INSTRUCTIONS FOR THE TASK: Please carry on the blog post about Open Dental, Mono and .NET from its last sentence, in the same voice.

Archive for the ‘.NET’ Category

The past week I’ve been dabbling with an open source program called Open Dental – mostly trying to see if can get it to compile under Mono, and running under Linux.  I figure that this would be a good opportunity to and work with a cross platform application.

According to their website, Open Dental has been supported under Linux since v4.7.  Here are some notes of my efforts so far.

You will need Mono v1.2.5.  It seems that there is a problem with the Linux binary installer ( a known bug that will be corrected in 1.2.6).  I used the OpenSUSE 10.2 VMWare image which had a 1.2.5 install all set up.  That solved my problem of getting a current Linux distro with the most recent version of Mono.

There is a website for getting Open Dental to run under Ubuntu, and instructions on how to compile on Linux.  I couldn’t get the application to compile under Linux using those instructions.  I suspect that they are a bit out of date.  What I ended up doing was compiling the application in VS2005, setting the build to LinuxRelease.  I then copied the binaries over to my OpenSUSE VM, and ran Open Dental.

Now, Open Dental uses MySQL 5 for a database backend.  The problem that I ran into next is that the database script that is provided to setup the database is for a very old version of Open Dental (like v3.x).  Open Dental is supposed to be smart enough to update the database to the correct version.  However the DB upgrading process seemed to keep crashing.

What I ended up doing was installing the trial version of Open Dental.  This created a database for me.  Once I had a database, the application seemed to run.

A curious thing is that when I would try to run Open Dental on Windows, using Mono 1.2.5.2, the application crashes.  No such problems running under Linux though.

Recently, on one of the mailing lists I subscribe to, a member starting bashing .NET. A bit curious as to why there was this strong hatred of .NET, I posed a simple question:

What is wrong with .NET?

The answer I got back somewhat suprised me:

I guess the standard reply is, what is right about .NET?  .NET was invented so that M$ could provide software as a service. You would end up with a minimal OS on the disk, and no applications. When you turned your computer on, it would download whatever applications you needed, or did so on demand; if your subscription was paid up.

That was the PR on .NET when it first came out, to my best recollection.

Your PC was useless, unless your subscription was up to date. Again, as far as I remember, this was the original intention of .NET. It doesn’t look like things progressed quite the way they were supposed to.

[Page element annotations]
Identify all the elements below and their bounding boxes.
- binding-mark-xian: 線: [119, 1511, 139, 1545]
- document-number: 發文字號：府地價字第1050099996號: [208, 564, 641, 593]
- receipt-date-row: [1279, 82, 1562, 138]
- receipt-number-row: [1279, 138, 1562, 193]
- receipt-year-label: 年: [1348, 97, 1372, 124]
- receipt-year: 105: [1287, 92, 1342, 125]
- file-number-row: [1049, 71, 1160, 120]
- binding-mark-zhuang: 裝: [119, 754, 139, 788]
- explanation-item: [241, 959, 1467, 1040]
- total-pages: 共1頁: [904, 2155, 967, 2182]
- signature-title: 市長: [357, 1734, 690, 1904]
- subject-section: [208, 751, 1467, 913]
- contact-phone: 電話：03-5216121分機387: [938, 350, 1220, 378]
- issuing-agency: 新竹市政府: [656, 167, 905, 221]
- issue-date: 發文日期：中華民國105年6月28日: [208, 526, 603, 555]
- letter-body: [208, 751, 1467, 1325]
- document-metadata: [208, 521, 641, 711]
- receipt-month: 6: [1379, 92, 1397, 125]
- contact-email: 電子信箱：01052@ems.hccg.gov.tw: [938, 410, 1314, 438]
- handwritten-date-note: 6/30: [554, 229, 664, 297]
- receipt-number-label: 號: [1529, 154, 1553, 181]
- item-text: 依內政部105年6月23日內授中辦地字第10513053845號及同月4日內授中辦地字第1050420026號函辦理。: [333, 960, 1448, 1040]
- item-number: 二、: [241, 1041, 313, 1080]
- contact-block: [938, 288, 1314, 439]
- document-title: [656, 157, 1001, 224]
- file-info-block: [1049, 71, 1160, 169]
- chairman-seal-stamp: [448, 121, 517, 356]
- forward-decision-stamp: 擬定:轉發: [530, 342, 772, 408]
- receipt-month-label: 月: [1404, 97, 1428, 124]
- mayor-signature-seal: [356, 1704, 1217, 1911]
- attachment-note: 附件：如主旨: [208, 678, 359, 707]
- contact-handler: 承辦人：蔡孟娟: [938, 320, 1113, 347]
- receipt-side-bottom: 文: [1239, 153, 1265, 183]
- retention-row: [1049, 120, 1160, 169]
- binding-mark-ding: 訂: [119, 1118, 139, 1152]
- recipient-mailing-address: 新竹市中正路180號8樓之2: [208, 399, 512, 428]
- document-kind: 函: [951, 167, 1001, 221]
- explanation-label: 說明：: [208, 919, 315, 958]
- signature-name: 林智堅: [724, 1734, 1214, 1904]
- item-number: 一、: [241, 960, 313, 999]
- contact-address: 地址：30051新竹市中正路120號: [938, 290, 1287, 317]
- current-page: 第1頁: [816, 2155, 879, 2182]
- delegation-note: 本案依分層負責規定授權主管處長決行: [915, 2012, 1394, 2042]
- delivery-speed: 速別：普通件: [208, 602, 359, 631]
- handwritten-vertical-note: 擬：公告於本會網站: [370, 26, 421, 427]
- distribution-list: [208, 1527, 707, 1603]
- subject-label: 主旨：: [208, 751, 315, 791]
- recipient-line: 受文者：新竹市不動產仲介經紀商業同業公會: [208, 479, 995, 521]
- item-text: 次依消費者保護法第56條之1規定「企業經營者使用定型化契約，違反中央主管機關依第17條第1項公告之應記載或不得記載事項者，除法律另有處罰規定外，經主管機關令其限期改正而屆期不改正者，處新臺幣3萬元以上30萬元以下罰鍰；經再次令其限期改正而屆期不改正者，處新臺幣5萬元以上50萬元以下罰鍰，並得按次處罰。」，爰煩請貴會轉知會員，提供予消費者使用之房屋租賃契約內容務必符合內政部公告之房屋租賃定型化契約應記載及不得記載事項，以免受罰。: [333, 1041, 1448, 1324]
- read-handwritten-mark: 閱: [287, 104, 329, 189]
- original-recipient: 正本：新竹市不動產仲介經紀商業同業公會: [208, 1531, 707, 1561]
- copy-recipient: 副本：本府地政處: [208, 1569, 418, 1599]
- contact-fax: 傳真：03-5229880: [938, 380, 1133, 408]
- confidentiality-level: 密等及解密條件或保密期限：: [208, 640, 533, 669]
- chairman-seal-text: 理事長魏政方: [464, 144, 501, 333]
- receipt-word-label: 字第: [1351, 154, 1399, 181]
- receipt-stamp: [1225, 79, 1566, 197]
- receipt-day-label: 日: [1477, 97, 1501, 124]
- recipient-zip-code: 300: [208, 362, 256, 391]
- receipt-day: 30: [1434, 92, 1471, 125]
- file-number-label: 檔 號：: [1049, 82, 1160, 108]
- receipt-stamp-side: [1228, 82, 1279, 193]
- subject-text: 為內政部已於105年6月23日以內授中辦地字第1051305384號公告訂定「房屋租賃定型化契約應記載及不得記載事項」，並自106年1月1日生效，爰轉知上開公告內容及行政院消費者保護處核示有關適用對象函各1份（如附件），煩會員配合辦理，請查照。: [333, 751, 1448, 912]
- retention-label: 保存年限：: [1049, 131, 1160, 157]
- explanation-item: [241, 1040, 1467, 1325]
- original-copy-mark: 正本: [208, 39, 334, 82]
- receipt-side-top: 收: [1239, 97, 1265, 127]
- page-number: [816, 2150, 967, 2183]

--

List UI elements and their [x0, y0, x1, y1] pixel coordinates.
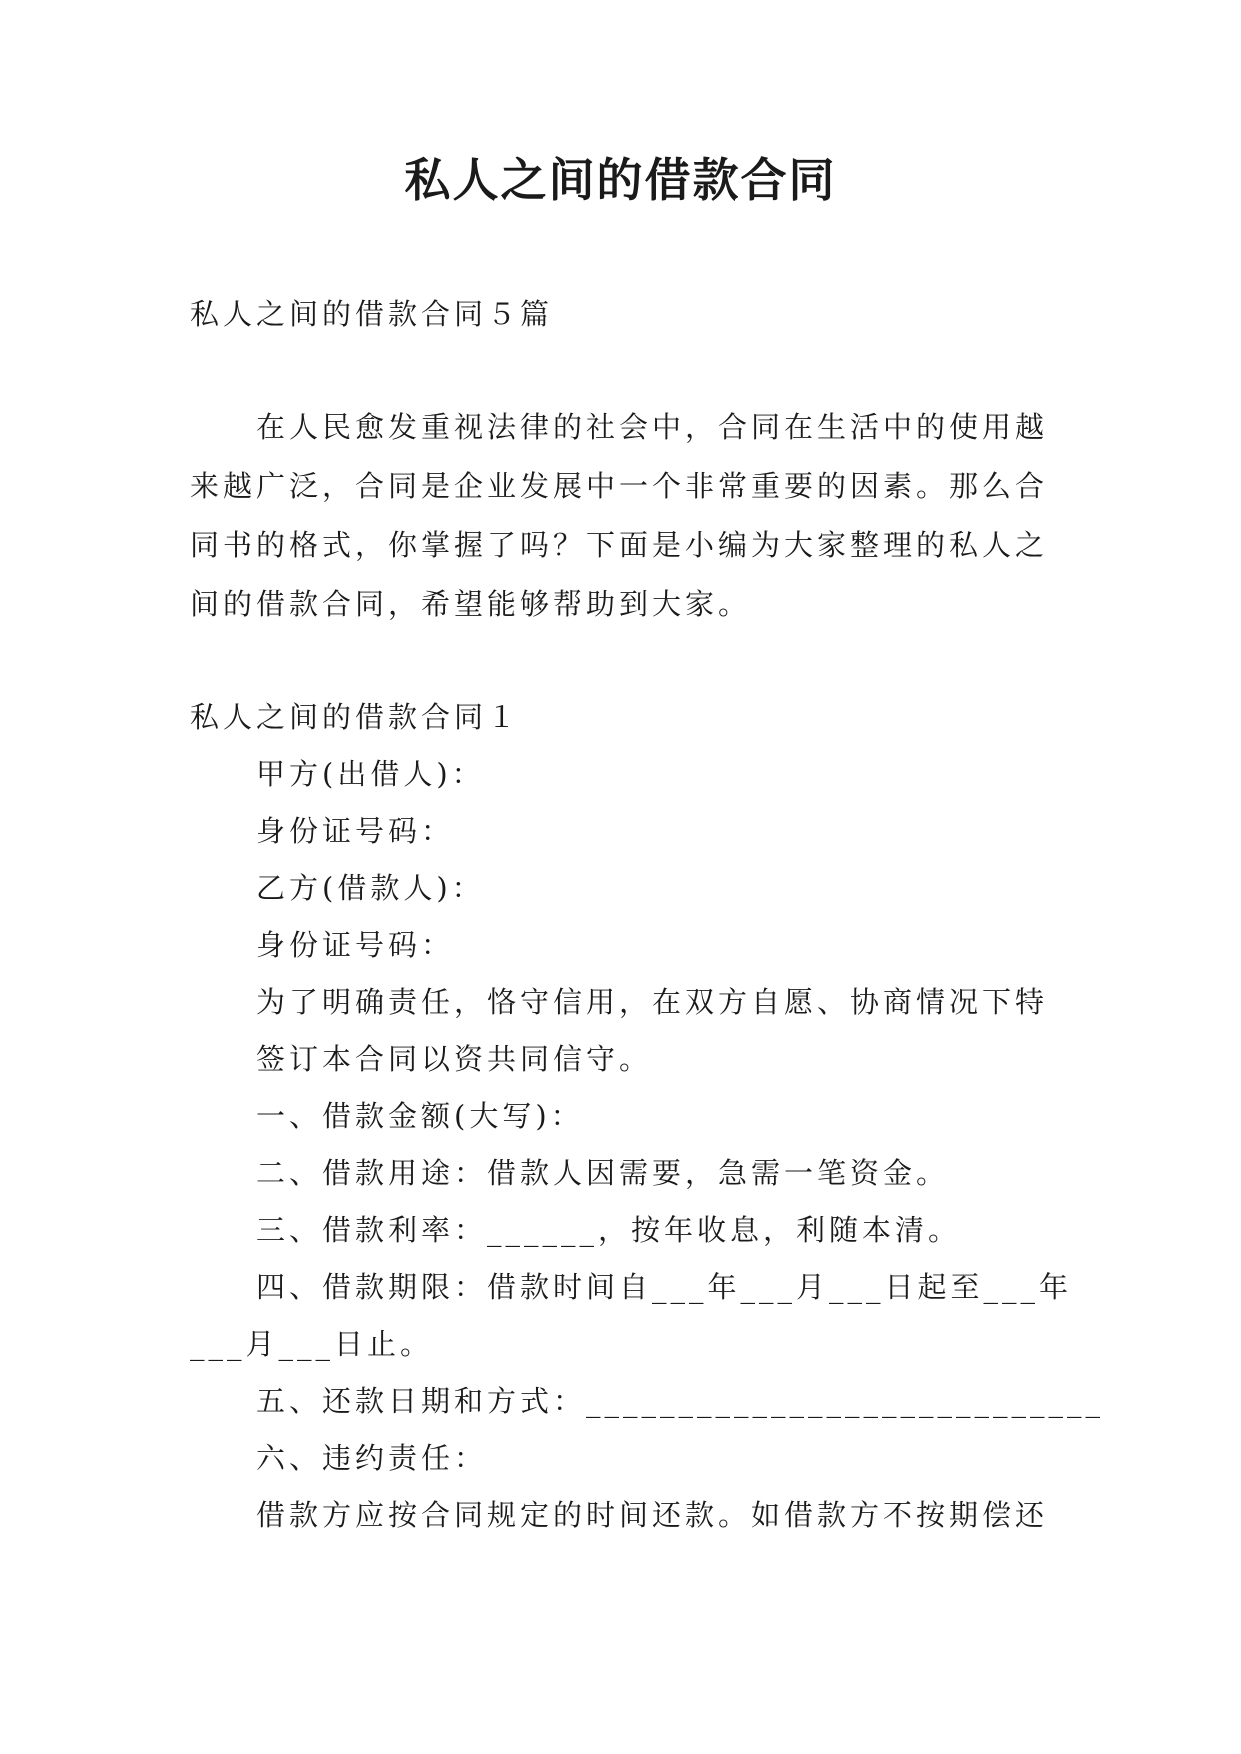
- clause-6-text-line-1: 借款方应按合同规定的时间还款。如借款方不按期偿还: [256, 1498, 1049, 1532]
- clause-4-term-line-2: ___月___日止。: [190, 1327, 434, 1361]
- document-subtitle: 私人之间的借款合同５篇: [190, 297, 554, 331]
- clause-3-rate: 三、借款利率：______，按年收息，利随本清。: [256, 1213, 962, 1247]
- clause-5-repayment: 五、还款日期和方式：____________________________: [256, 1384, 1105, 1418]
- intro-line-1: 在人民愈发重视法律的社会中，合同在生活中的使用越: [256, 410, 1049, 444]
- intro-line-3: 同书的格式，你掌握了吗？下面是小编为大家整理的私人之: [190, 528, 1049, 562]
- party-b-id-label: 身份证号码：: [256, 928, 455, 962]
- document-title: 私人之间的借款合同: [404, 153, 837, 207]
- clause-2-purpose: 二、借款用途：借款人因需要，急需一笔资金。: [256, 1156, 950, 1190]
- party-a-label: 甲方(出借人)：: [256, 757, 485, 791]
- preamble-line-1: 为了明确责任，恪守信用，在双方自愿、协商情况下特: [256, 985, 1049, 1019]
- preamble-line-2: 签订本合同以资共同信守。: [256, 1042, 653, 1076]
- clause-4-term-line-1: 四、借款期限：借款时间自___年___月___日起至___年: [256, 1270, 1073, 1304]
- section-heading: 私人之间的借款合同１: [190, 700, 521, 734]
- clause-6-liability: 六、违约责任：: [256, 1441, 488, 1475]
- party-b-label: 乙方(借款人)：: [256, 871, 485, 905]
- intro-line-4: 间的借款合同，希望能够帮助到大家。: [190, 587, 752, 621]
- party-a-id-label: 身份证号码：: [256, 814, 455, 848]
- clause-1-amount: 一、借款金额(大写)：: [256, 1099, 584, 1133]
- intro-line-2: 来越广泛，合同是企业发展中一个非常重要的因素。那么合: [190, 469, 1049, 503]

EXERCISE RESULT:
I felt, that given the opinion was largely based on an erroneous perception, that I should respond:

Yes, the original PR campaign around .NET was a bit of a disaster, if you ask me. It did more to confuse people than anything. You’d mention .NET, and some people would think you were talking about the programming/software development environment, some people thought you were talking about the next version of Windows, and yet others still thought that you were the service concept that was mentioned. And lets just quietly agree to push Passport into a dark pit along with Microsoft "Bob".

These days, when people speak of .NET, they are speaking of the software development platform – i.e. the tools to write software. The concept of .NET as a Microsoft service faded away a while ago.

Now, I will admit that I might have a bit of a bias. My OO programming started with Clipper (using ClassY), then C++, then Java. And when .NET came out in beta, I switched to that.  I’ve also dabbled a bit using OO in Perl.

In the 5+ years I have been using .NET, the only "subscription" I have paid is for my MSDN subscription, and that I have only paid for since I started consulting. I have written .NET applications without having an MSDN subscription. I know of people that write .NET applications using nothing fancier than emacs. In fact, I know of people that write .NET applications without Windows or using anything from Microsoft. I have never had, nor heard of, anyone having their custom applications "expire" because their "subscription" was unpaid. .NET doesn’t force any downloads on you – that is Windows Update.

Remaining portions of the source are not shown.